▸ **INSTRUCTION**: Retype each record below word for word. Leave the pictures out.

▸ **SUPPLIED DATA**:
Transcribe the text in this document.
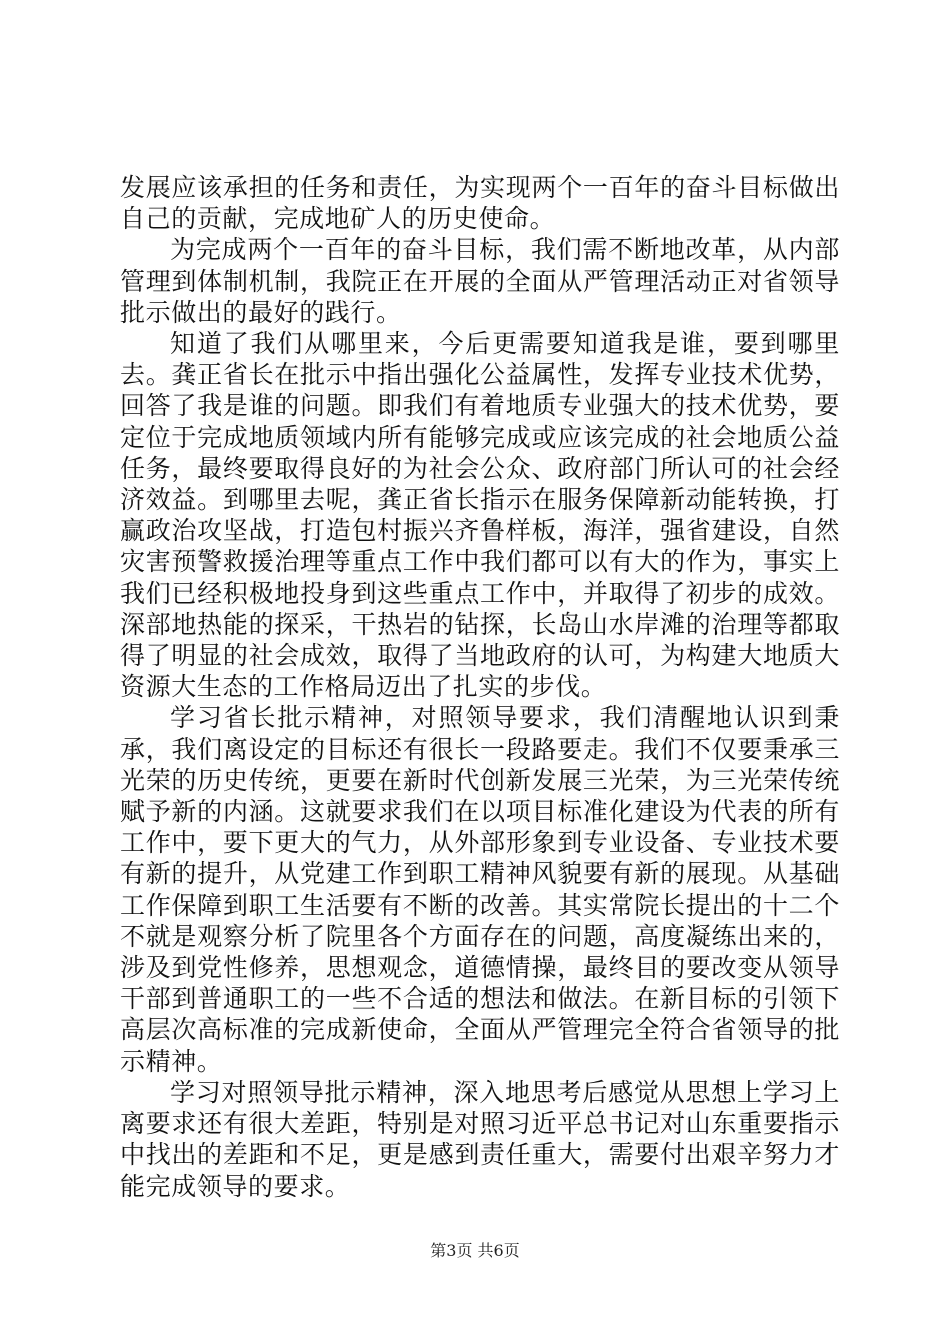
发展应该承担的任务和责任，为实现两个一百年的奋斗目标做出自己的贡献，完成地矿人的历史使命。

为完成两个一百年的奋斗目标，我们需不断地改革，从内部管理到体制机制，我院正在开展的全面从严管理活动正对省领导批示做出的最好的践行。

知道了我们从哪里来，今后更需要知道我是谁，要到哪里去。龚正省长在批示中指出强化公益属性，发挥专业技术优势，回答了我是谁的问题。即我们有着地质专业强大的技术优势，要定位于完成地质领域内所有能够完成或应该完成的社会地质公益任务，最终要取得良好的为社会公众、政府部门所认可的社会经济效益。到哪里去呢，龚正省长指示在服务保障新动能转换，打赢政治攻坚战，打造包村振兴齐鲁样板，海洋，强省建设，自然灾害预警救援治理等重点工作中我们都可以有大的作为，事实上我们已经积极地投身到这些重点工作中，并取得了初步的成效。深部地热能的探采，干热岩的钻探，长岛山水岸滩的治理等都取得了明显的社会成效，取得了当地政府的认可，为构建大地质大资源大生态的工作格局迈出了扎实的步伐。

学习省长批示精神，对照领导要求，我们清醒地认识到秉承，我们离设定的目标还有很长一段路要走。我们不仅要秉承三光荣的历史传统，更要在新时代创新发展三光荣，为三光荣传统赋予新的内涵。这就要求我们在以项目标准化建设为代表的所有工作中，要下更大的气力，从外部形象到专业设备、专业技术要有新的提升，从党建工作到职工精神风貌要有新的展现。从基础工作保障到职工生活要有不断的改善。其实常院长提出的十二个不就是观察分析了院里各个方面存在的问题，高度凝练出来的，涉及到党性修养，思想观念，道德情操，最终目的要改变从领导干部到普通职工的一些不合适的想法和做法。在新目标的引领下高层次高标准的完成新使命，全面从严管理完全符合省领导的批示精神。

学习对照领导批示精神，深入地思考后感觉从思想上学习上离要求还有很大差距，特别是对照习近平总书记对山东重要指示中找出的差距和不足，更是感到责任重大，需要付出艰辛努力才能完成领导的要求。

第3页 共6页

▸ **FINISHED EXERCISE**:
Transcribe the text in this document.
发展应该承担的任务和责任，为实现两个一百年的奋斗目标做出自己的贡献，完成地矿人的历史使命。

为完成两个一百年的奋斗目标，我们需不断地改革，从内部管理到体制机制，我院正在开展的全面从严管理活动正对省领导批示做出的最好的践行。

知道了我们从哪里来，今后更需要知道我是谁，要到哪里去。龚正省长在批示中指出强化公益属性，发挥专业技术优势，回答了我是谁的问题。即我们有着地质专业强大的技术优势，要定位于完成地质领域内所有能够完成或应该完成的社会地质公益任务，最终要取得良好的为社会公众、政府部门所认可的社会经济效益。到哪里去呢，龚正省长指示在服务保障新动能转换，打赢政治攻坚战，打造包村振兴齐鲁样板，海洋，强省建设，自然灾害预警救援治理等重点工作中我们都可以有大的作为，事实上我们已经积极地投身到这些重点工作中，并取得了初步的成效。深部地热能的探采，干热岩的钻探，长岛山水岸滩的治理等都取得了明显的社会成效，取得了当地政府的认可，为构建大地质大资源大生态的工作格局迈出了扎实的步伐。

学习省长批示精神，对照领导要求，我们清醒地认识到秉承，我们离设定的目标还有很长一段路要走。我们不仅要秉承三光荣的历史传统，更要在新时代创新发展三光荣，为三光荣传统赋予新的内涵。这就要求我们在以项目标准化建设为代表的所有工作中，要下更大的气力，从外部形象到专业设备、专业技术要有新的提升，从党建工作到职工精神风貌要有新的展现。从基础工作保障到职工生活要有不断的改善。其实常院长提出的十二个不就是观察分析了院里各个方面存在的问题，高度凝练出来的，涉及到党性修养，思想观念，道德情操，最终目的要改变从领导干部到普通职工的一些不合适的想法和做法。在新目标的引领下高层次高标准的完成新使命，全面从严管理完全符合省领导的批示精神。

学习对照领导批示精神，深入地思考后感觉从思想上学习上离要求还有很大差距，特别是对照习近平总书记对山东重要指示中找出的差距和不足，更是感到责任重大，需要付出艰辛努力才能完成领导的要求。

第3页 共6页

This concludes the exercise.